* [SET TASK]
Every line of the data that contains the string "JSON" must be copied.

* [SUPPLIED INFORMATION]
-=-=-

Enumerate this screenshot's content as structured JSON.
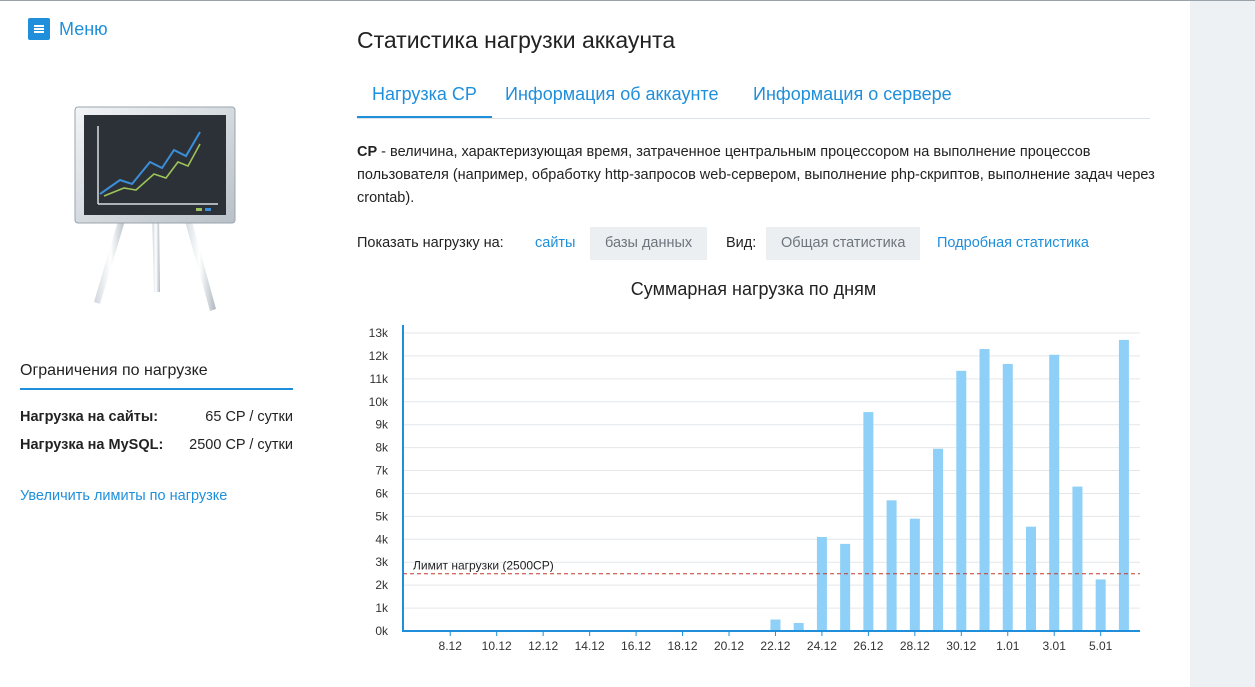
{
  "menu": {
    "label": "Меню",
    "icon": "hamburger-icon"
  },
  "sidebar": {
    "image": "presentation-easel-chart-icon",
    "limits_title": "Ограничения по нагрузке",
    "limits": [
      {
        "label": "Нагрузка на сайты:",
        "value": "65 CP / сутки"
      },
      {
        "label": "Нагрузка на MySQL:",
        "value": "2500 CP / сутки"
      }
    ],
    "increase_link": "Увеличить лимиты по нагрузке"
  },
  "page": {
    "title": "Статистика нагрузки аккаунта",
    "tabs": [
      {
        "label": "Нагрузка CP",
        "active": true
      },
      {
        "label": "Информация об аккаунте",
        "active": false
      },
      {
        "label": "Информация о сервере",
        "active": false
      }
    ],
    "description_term": "CP",
    "description": " - величина, характеризующая время, затраченное центральным процессором на выполнение процессов пользователя (например, обработку http-запросов web-сервером, выполнение php-скриптов, выполнение задач через crontab)."
  },
  "filters": {
    "show_label": "Показать нагрузку на:",
    "show_options": [
      {
        "label": "сайты",
        "selected": false
      },
      {
        "label": "базы данных",
        "selected": true
      }
    ],
    "view_label": "Вид:",
    "view_options": [
      {
        "label": "Общая статистика",
        "selected": true
      },
      {
        "label": "Подробная статистика",
        "selected": false
      }
    ]
  },
  "colors": {
    "accent": "#1f8fdb",
    "bar": "#8ed0f7",
    "limit_line": "#c0392b"
  },
  "chart_data": {
    "type": "bar",
    "title": "Суммарная нагрузка по дням",
    "xlabel": "",
    "ylabel": "",
    "ylim": [
      0,
      13000
    ],
    "yticks": [
      "0k",
      "1k",
      "2k",
      "3k",
      "4k",
      "5k",
      "6k",
      "7k",
      "8k",
      "9k",
      "10k",
      "11k",
      "12k",
      "13k"
    ],
    "xtick_labels": [
      "8.12",
      "10.12",
      "12.12",
      "14.12",
      "16.12",
      "18.12",
      "20.12",
      "22.12",
      "24.12",
      "26.12",
      "28.12",
      "30.12",
      "1.01",
      "3.01",
      "5.01"
    ],
    "categories": [
      "7.12",
      "8.12",
      "9.12",
      "10.12",
      "11.12",
      "12.12",
      "13.12",
      "14.12",
      "15.12",
      "16.12",
      "17.12",
      "18.12",
      "19.12",
      "20.12",
      "21.12",
      "22.12",
      "23.12",
      "24.12",
      "25.12",
      "26.12",
      "27.12",
      "28.12",
      "29.12",
      "30.12",
      "31.12",
      "1.01",
      "2.01",
      "3.01",
      "4.01",
      "5.01",
      "6.01"
    ],
    "values": [
      0,
      0,
      0,
      0,
      0,
      0,
      0,
      0,
      0,
      0,
      0,
      0,
      0,
      0,
      0,
      500,
      350,
      4100,
      3800,
      9550,
      5700,
      4900,
      7950,
      11350,
      12300,
      11650,
      4550,
      12050,
      6300,
      2250,
      12700
    ],
    "limit": {
      "label": "Лимит нагрузки (2500CP)",
      "value": 2500
    },
    "grid": true,
    "legend": "none"
  }
}
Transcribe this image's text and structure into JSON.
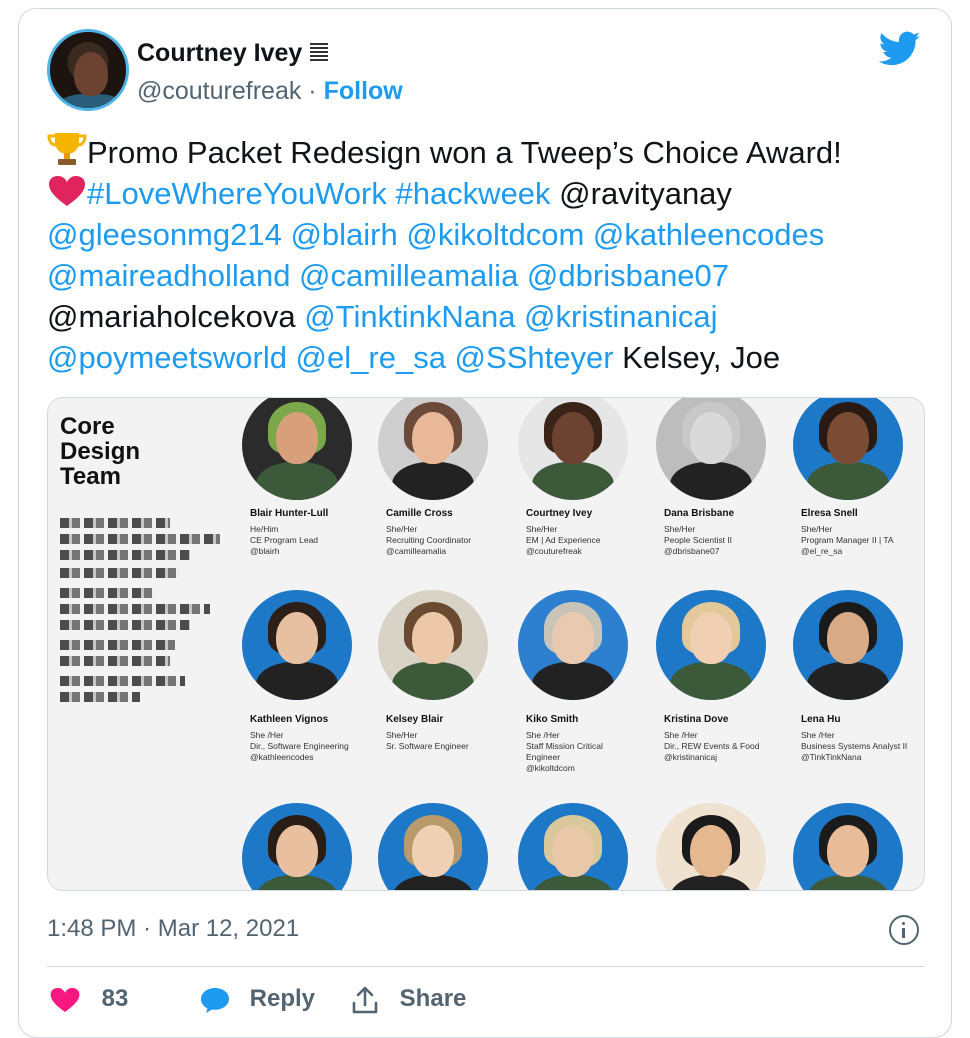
{
  "author": {
    "name": "Courtney Ivey",
    "handle": "@couturefreak",
    "separator": "·",
    "follow_label": "Follow"
  },
  "tweet": {
    "line1_text": "Promo Packet Redesign won a Tweep’s Choice Award!",
    "line2_links": "#LoveWhereYouWork #hackweek",
    "line2_mention": "@ravityanay",
    "line3": "@gleesonmg214 @blairh @kikoltdcom @kathleencodes",
    "line4": "@maireadholland @camilleamalia @dbrisbane07",
    "line5_plain": "@mariaholcekova",
    "line5_links": "@TinktinkNana @kristinanicaj",
    "line6_links": "@poymeetsworld @el_re_sa @SShteyer",
    "line6_plain": "Kelsey, Joe",
    "emoji": [
      "trophy-emoji",
      "red-heart-emoji"
    ]
  },
  "media": {
    "title_line1": "Core",
    "title_line2": "Design",
    "title_line3": "Team",
    "people": [
      {
        "name": "Blair Hunter-Lull",
        "pronouns": "He/Him",
        "role": "CE Program Lead",
        "handle": "@blairh"
      },
      {
        "name": "Camille Cross",
        "pronouns": "She/Her",
        "role": "Recruiting Coordinator",
        "handle": "@camilleamalia"
      },
      {
        "name": "Courtney Ivey",
        "pronouns": "She/Her",
        "role": "EM | Ad Experience",
        "handle": "@couturefreak"
      },
      {
        "name": "Dana Brisbane",
        "pronouns": "She/Her",
        "role": "People Scientist II",
        "handle": "@dbrisbane07"
      },
      {
        "name": "Elresa Snell",
        "pronouns": "She/Her",
        "role": "Program Manager II | TA",
        "handle": "@el_re_sa"
      },
      {
        "name": "Kathleen Vignos",
        "pronouns": "She /Her",
        "role": "Dir., Software Engineering",
        "handle": "@kathleencodes"
      },
      {
        "name": "Kelsey Blair",
        "pronouns": "She/Her",
        "role": "Sr. Software Engineer",
        "handle": ""
      },
      {
        "name": "Kiko Smith",
        "pronouns": "She /Her",
        "role": "Staff Mission Critical",
        "role2": "Engineer",
        "handle": "@kikoltdcom"
      },
      {
        "name": "Kristina Dove",
        "pronouns": "She /Her",
        "role": "Dir., REW Events & Food",
        "handle": "@kristinanicaj"
      },
      {
        "name": "Lena Hu",
        "pronouns": "She /Her",
        "role": "Business Systems Analyst II",
        "handle": "@TinkTinkNana"
      }
    ]
  },
  "meta": {
    "time": "1:48 PM",
    "separator": "·",
    "date": "Mar 12, 2021"
  },
  "actions": {
    "like_count": "83",
    "reply_label": "Reply",
    "share_label": "Share"
  },
  "colors": {
    "link": "#1d9bf0",
    "like": "#f91880",
    "secondary_text": "#536471"
  }
}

-=-=-

* [TASK RESPONSE]
Enumerate this screenshot's content as structured JSON.
Transcribe this image's text and structure into JSON.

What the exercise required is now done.